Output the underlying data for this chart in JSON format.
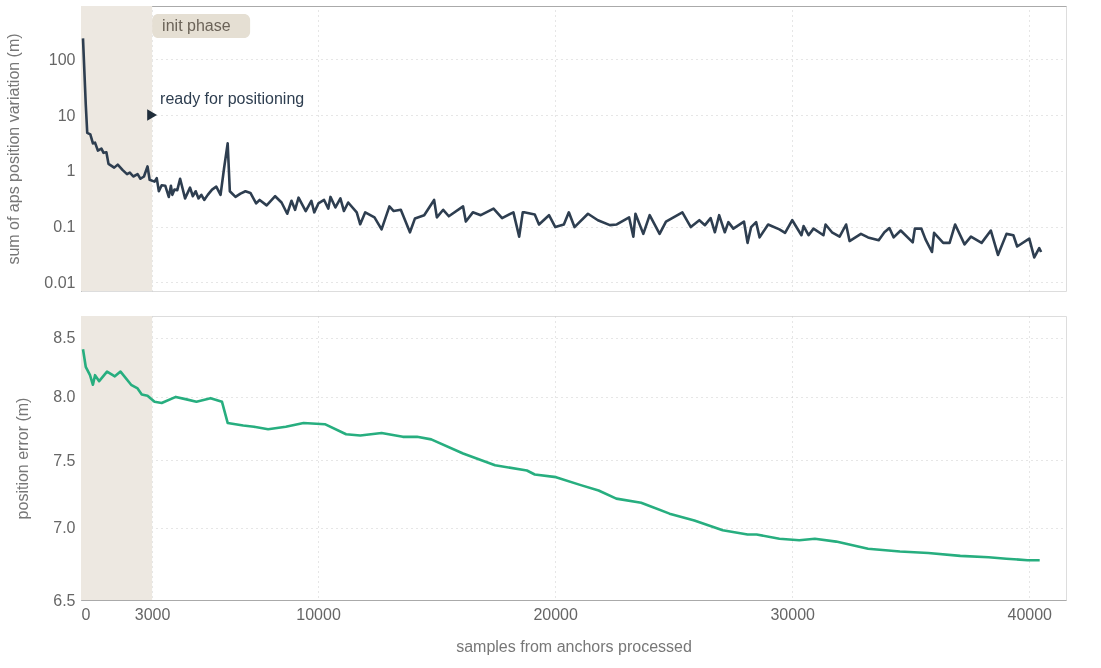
{
  "chart_data": [
    {
      "type": "line",
      "ylabel": "sum of aps position variation (m)",
      "log": true,
      "grid": true,
      "marker": "none",
      "line_style": "solid",
      "tick_labels": "y",
      "xlim": [
        0,
        41550
      ],
      "xticks": [
        0,
        3000,
        10000,
        20000,
        30000,
        40000
      ],
      "ylim": [
        0.007,
        900
      ],
      "yticks": [
        0.01,
        0.1,
        1,
        10,
        100
      ],
      "bands": [
        {
          "axis": "x",
          "from": 0,
          "to": 3000,
          "label": "init phase",
          "color": "#ede8e1"
        }
      ],
      "annotations": [
        {
          "text": "ready for positioning",
          "x": 3000,
          "y": 10
        }
      ],
      "series": [
        {
          "color": "#2e3e50",
          "x": [
            84,
            200,
            263,
            393,
            503,
            592,
            712,
            862,
            951,
            1071,
            1160,
            1400,
            1550,
            1760,
            1940,
            2060,
            2207,
            2387,
            2508,
            2656,
            2806,
            2895,
            3103,
            3195,
            3284,
            3403,
            3553,
            3703,
            3793,
            3853,
            3942,
            4062,
            4181,
            4390,
            4600,
            4718,
            4838,
            4958,
            5078,
            5198,
            5347,
            5528,
            5706,
            5887,
            6035,
            6187,
            6278,
            6517,
            6727,
            6937,
            7147,
            7387,
            7535,
            7832,
            8190,
            8460,
            8699,
            8880,
            9030,
            9177,
            9479,
            9717,
            9839,
            10014,
            10254,
            10433,
            10523,
            10733,
            10942,
            11092,
            11270,
            11631,
            11778,
            11990,
            12380,
            12679,
            13010,
            13189,
            13490,
            13876,
            14088,
            14477,
            14895,
            15012,
            15279,
            15515,
            16117,
            16233,
            16530,
            16864,
            17402,
            17763,
            18240,
            18484,
            18634,
            18693,
            19141,
            19320,
            19741,
            20008,
            20368,
            20578,
            20817,
            21385,
            21804,
            22311,
            22600,
            23121,
            23300,
            23389,
            23720,
            23988,
            24407,
            24676,
            25367,
            25723,
            26082,
            26320,
            26559,
            26739,
            26918,
            27157,
            27308,
            27518,
            27966,
            28117,
            28268,
            28478,
            28625,
            28984,
            29461,
            29700,
            30003,
            30391,
            30481,
            30690,
            30900,
            31318,
            31408,
            31678,
            32000,
            32274,
            32420,
            32900,
            33200,
            33650,
            33890,
            34100,
            34280,
            34577,
            35085,
            35175,
            35446,
            35624,
            35896,
            35985,
            36370,
            36640,
            36874,
            37270,
            37540,
            37990,
            38380,
            38680,
            39040,
            39330,
            39490,
            40000,
            40210,
            40420,
            40500
          ],
          "values": [
            237,
            15.7,
            4.8,
            4.5,
            3.1,
            3.2,
            2.3,
            2.5,
            2.1,
            2.15,
            1.33,
            1.14,
            1.29,
            1.03,
            0.87,
            0.93,
            0.79,
            0.87,
            0.72,
            0.79,
            1.2,
            0.69,
            0.64,
            0.74,
            0.43,
            0.55,
            0.54,
            0.34,
            0.54,
            0.37,
            0.46,
            0.45,
            0.72,
            0.32,
            0.5,
            0.35,
            0.43,
            0.32,
            0.37,
            0.3,
            0.37,
            0.46,
            0.52,
            0.37,
            1.11,
            3.1,
            0.43,
            0.34,
            0.39,
            0.43,
            0.4,
            0.26,
            0.3,
            0.24,
            0.35,
            0.27,
            0.17,
            0.29,
            0.2,
            0.33,
            0.19,
            0.29,
            0.18,
            0.26,
            0.3,
            0.21,
            0.34,
            0.22,
            0.32,
            0.19,
            0.27,
            0.18,
            0.11,
            0.18,
            0.146,
            0.089,
            0.23,
            0.19,
            0.2,
            0.079,
            0.14,
            0.16,
            0.3,
            0.146,
            0.2,
            0.153,
            0.23,
            0.123,
            0.18,
            0.16,
            0.21,
            0.142,
            0.18,
            0.066,
            0.18,
            0.18,
            0.165,
            0.109,
            0.16,
            0.098,
            0.109,
            0.18,
            0.098,
            0.17,
            0.13,
            0.106,
            0.109,
            0.146,
            0.066,
            0.17,
            0.074,
            0.16,
            0.074,
            0.123,
            0.18,
            0.098,
            0.13,
            0.106,
            0.142,
            0.079,
            0.16,
            0.079,
            0.12,
            0.092,
            0.123,
            0.051,
            0.098,
            0.12,
            0.064,
            0.109,
            0.089,
            0.077,
            0.13,
            0.07,
            0.102,
            0.07,
            0.092,
            0.07,
            0.109,
            0.079,
            0.066,
            0.109,
            0.055,
            0.074,
            0.064,
            0.057,
            0.079,
            0.094,
            0.064,
            0.085,
            0.052,
            0.092,
            0.092,
            0.059,
            0.035,
            0.077,
            0.051,
            0.051,
            0.109,
            0.048,
            0.066,
            0.051,
            0.085,
            0.031,
            0.074,
            0.07,
            0.044,
            0.061,
            0.028,
            0.041,
            0.035
          ]
        }
      ]
    },
    {
      "type": "line",
      "xlabel": "samples from anchors processed",
      "ylabel": "position error (m)",
      "log": true,
      "grid": true,
      "marker": "none",
      "line_style": "solid",
      "xlim": [
        0,
        41550
      ],
      "xticks": [
        0,
        3000,
        10000,
        20000,
        30000,
        40000
      ],
      "ylim": [
        6.5,
        8.69
      ],
      "yticks": [
        6.5,
        {
          "value": 7,
          "label": "7.0"
        },
        7.5,
        {
          "value": 8,
          "label": "8.0"
        },
        8.5
      ],
      "bands": [
        {
          "axis": "x",
          "from": 0,
          "to": 3000,
          "color": "#ede8e1"
        }
      ],
      "series": [
        {
          "color": "#27ae7f",
          "x": [
            84,
            200,
            380,
            503,
            592,
            766,
            1098,
            1428,
            1667,
            2114,
            2387,
            2563,
            2806,
            3103,
            3403,
            4000,
            4450,
            4869,
            5466,
            5948,
            6187,
            6843,
            7295,
            7893,
            8640,
            9387,
            10285,
            11183,
            11780,
            12679,
            13576,
            14175,
            14773,
            16117,
            17466,
            18810,
            19141,
            20037,
            21084,
            21834,
            22581,
            23628,
            24826,
            25873,
            27070,
            28118,
            28500,
            29461,
            30300,
            30957,
            31855,
            33200,
            34545,
            35740,
            37090,
            38285,
            39035,
            39930,
            40440
          ],
          "values": [
            8.4,
            8.25,
            8.18,
            8.1,
            8.18,
            8.13,
            8.21,
            8.17,
            8.21,
            8.1,
            8.07,
            8.02,
            8.01,
            7.96,
            7.95,
            8.0,
            7.98,
            7.96,
            7.99,
            7.96,
            7.79,
            7.77,
            7.76,
            7.74,
            7.76,
            7.79,
            7.78,
            7.7,
            7.69,
            7.71,
            7.68,
            7.68,
            7.66,
            7.55,
            7.46,
            7.42,
            7.39,
            7.37,
            7.31,
            7.27,
            7.21,
            7.18,
            7.1,
            7.05,
            6.98,
            6.95,
            6.95,
            6.92,
            6.91,
            6.92,
            6.9,
            6.85,
            6.83,
            6.82,
            6.8,
            6.79,
            6.78,
            6.77,
            6.77
          ]
        }
      ]
    }
  ]
}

Task goal | The records above are to be quoted exactly, with all pictures left out.

Worked answer |
Output the underlying data for this chart in JSON format.
{
  "chart_data": [
    {
      "type": "line",
      "ylabel": "sum of aps position variation (m)",
      "log": true,
      "grid": true,
      "marker": "none",
      "line_style": "solid",
      "tick_labels": "y",
      "xlim": [
        0,
        41550
      ],
      "xticks": [
        0,
        3000,
        10000,
        20000,
        30000,
        40000
      ],
      "ylim": [
        0.007,
        900
      ],
      "yticks": [
        0.01,
        0.1,
        1,
        10,
        100
      ],
      "bands": [
        {
          "axis": "x",
          "from": 0,
          "to": 3000,
          "label": "init phase",
          "color": "#ede8e1"
        }
      ],
      "annotations": [
        {
          "text": "ready for positioning",
          "x": 3000,
          "y": 10
        }
      ],
      "series": [
        {
          "color": "#2e3e50",
          "x": [
            84,
            200,
            263,
            393,
            503,
            592,
            712,
            862,
            951,
            1071,
            1160,
            1400,
            1550,
            1760,
            1940,
            2060,
            2207,
            2387,
            2508,
            2656,
            2806,
            2895,
            3103,
            3195,
            3284,
            3403,
            3553,
            3703,
            3793,
            3853,
            3942,
            4062,
            4181,
            4390,
            4600,
            4718,
            4838,
            4958,
            5078,
            5198,
            5347,
            5528,
            5706,
            5887,
            6035,
            6187,
            6278,
            6517,
            6727,
            6937,
            7147,
            7387,
            7535,
            7832,
            8190,
            8460,
            8699,
            8880,
            9030,
            9177,
            9479,
            9717,
            9839,
            10014,
            10254,
            10433,
            10523,
            10733,
            10942,
            11092,
            11270,
            11631,
            11778,
            11990,
            12380,
            12679,
            13010,
            13189,
            13490,
            13876,
            14088,
            14477,
            14895,
            15012,
            15279,
            15515,
            16117,
            16233,
            16530,
            16864,
            17402,
            17763,
            18240,
            18484,
            18634,
            18693,
            19141,
            19320,
            19741,
            20008,
            20368,
            20578,
            20817,
            21385,
            21804,
            22311,
            22600,
            23121,
            23300,
            23389,
            23720,
            23988,
            24407,
            24676,
            25367,
            25723,
            26082,
            26320,
            26559,
            26739,
            26918,
            27157,
            27308,
            27518,
            27966,
            28117,
            28268,
            28478,
            28625,
            28984,
            29461,
            29700,
            30003,
            30391,
            30481,
            30690,
            30900,
            31318,
            31408,
            31678,
            32000,
            32274,
            32420,
            32900,
            33200,
            33650,
            33890,
            34100,
            34280,
            34577,
            35085,
            35175,
            35446,
            35624,
            35896,
            35985,
            36370,
            36640,
            36874,
            37270,
            37540,
            37990,
            38380,
            38680,
            39040,
            39330,
            39490,
            40000,
            40210,
            40420,
            40500
          ],
          "values": [
            237,
            15.7,
            4.8,
            4.5,
            3.1,
            3.2,
            2.3,
            2.5,
            2.1,
            2.15,
            1.33,
            1.14,
            1.29,
            1.03,
            0.87,
            0.93,
            0.79,
            0.87,
            0.72,
            0.79,
            1.2,
            0.69,
            0.64,
            0.74,
            0.43,
            0.55,
            0.54,
            0.34,
            0.54,
            0.37,
            0.46,
            0.45,
            0.72,
            0.32,
            0.5,
            0.35,
            0.43,
            0.32,
            0.37,
            0.3,
            0.37,
            0.46,
            0.52,
            0.37,
            1.11,
            3.1,
            0.43,
            0.34,
            0.39,
            0.43,
            0.4,
            0.26,
            0.3,
            0.24,
            0.35,
            0.27,
            0.17,
            0.29,
            0.2,
            0.33,
            0.19,
            0.29,
            0.18,
            0.26,
            0.3,
            0.21,
            0.34,
            0.22,
            0.32,
            0.19,
            0.27,
            0.18,
            0.11,
            0.18,
            0.146,
            0.089,
            0.23,
            0.19,
            0.2,
            0.079,
            0.14,
            0.16,
            0.3,
            0.146,
            0.2,
            0.153,
            0.23,
            0.123,
            0.18,
            0.16,
            0.21,
            0.142,
            0.18,
            0.066,
            0.18,
            0.18,
            0.165,
            0.109,
            0.16,
            0.098,
            0.109,
            0.18,
            0.098,
            0.17,
            0.13,
            0.106,
            0.109,
            0.146,
            0.066,
            0.17,
            0.074,
            0.16,
            0.074,
            0.123,
            0.18,
            0.098,
            0.13,
            0.106,
            0.142,
            0.079,
            0.16,
            0.079,
            0.12,
            0.092,
            0.123,
            0.051,
            0.098,
            0.12,
            0.064,
            0.109,
            0.089,
            0.077,
            0.13,
            0.07,
            0.102,
            0.07,
            0.092,
            0.07,
            0.109,
            0.079,
            0.066,
            0.109,
            0.055,
            0.074,
            0.064,
            0.057,
            0.079,
            0.094,
            0.064,
            0.085,
            0.052,
            0.092,
            0.092,
            0.059,
            0.035,
            0.077,
            0.051,
            0.051,
            0.109,
            0.048,
            0.066,
            0.051,
            0.085,
            0.031,
            0.074,
            0.07,
            0.044,
            0.061,
            0.028,
            0.041,
            0.035
          ]
        }
      ]
    },
    {
      "type": "line",
      "xlabel": "samples from anchors processed",
      "ylabel": "position error (m)",
      "log": true,
      "grid": true,
      "marker": "none",
      "line_style": "solid",
      "xlim": [
        0,
        41550
      ],
      "xticks": [
        0,
        3000,
        10000,
        20000,
        30000,
        40000
      ],
      "ylim": [
        6.5,
        8.69
      ],
      "yticks": [
        6.5,
        {
          "value": 7,
          "label": "7.0"
        },
        7.5,
        {
          "value": 8,
          "label": "8.0"
        },
        8.5
      ],
      "bands": [
        {
          "axis": "x",
          "from": 0,
          "to": 3000,
          "color": "#ede8e1"
        }
      ],
      "series": [
        {
          "color": "#27ae7f",
          "x": [
            84,
            200,
            380,
            503,
            592,
            766,
            1098,
            1428,
            1667,
            2114,
            2387,
            2563,
            2806,
            3103,
            3403,
            4000,
            4450,
            4869,
            5466,
            5948,
            6187,
            6843,
            7295,
            7893,
            8640,
            9387,
            10285,
            11183,
            11780,
            12679,
            13576,
            14175,
            14773,
            16117,
            17466,
            18810,
            19141,
            20037,
            21084,
            21834,
            22581,
            23628,
            24826,
            25873,
            27070,
            28118,
            28500,
            29461,
            30300,
            30957,
            31855,
            33200,
            34545,
            35740,
            37090,
            38285,
            39035,
            39930,
            40440
          ],
          "values": [
            8.4,
            8.25,
            8.18,
            8.1,
            8.18,
            8.13,
            8.21,
            8.17,
            8.21,
            8.1,
            8.07,
            8.02,
            8.01,
            7.96,
            7.95,
            8.0,
            7.98,
            7.96,
            7.99,
            7.96,
            7.79,
            7.77,
            7.76,
            7.74,
            7.76,
            7.79,
            7.78,
            7.7,
            7.69,
            7.71,
            7.68,
            7.68,
            7.66,
            7.55,
            7.46,
            7.42,
            7.39,
            7.37,
            7.31,
            7.27,
            7.21,
            7.18,
            7.1,
            7.05,
            6.98,
            6.95,
            6.95,
            6.92,
            6.91,
            6.92,
            6.9,
            6.85,
            6.83,
            6.82,
            6.8,
            6.79,
            6.78,
            6.77,
            6.77
          ]
        }
      ]
    }
  ]
}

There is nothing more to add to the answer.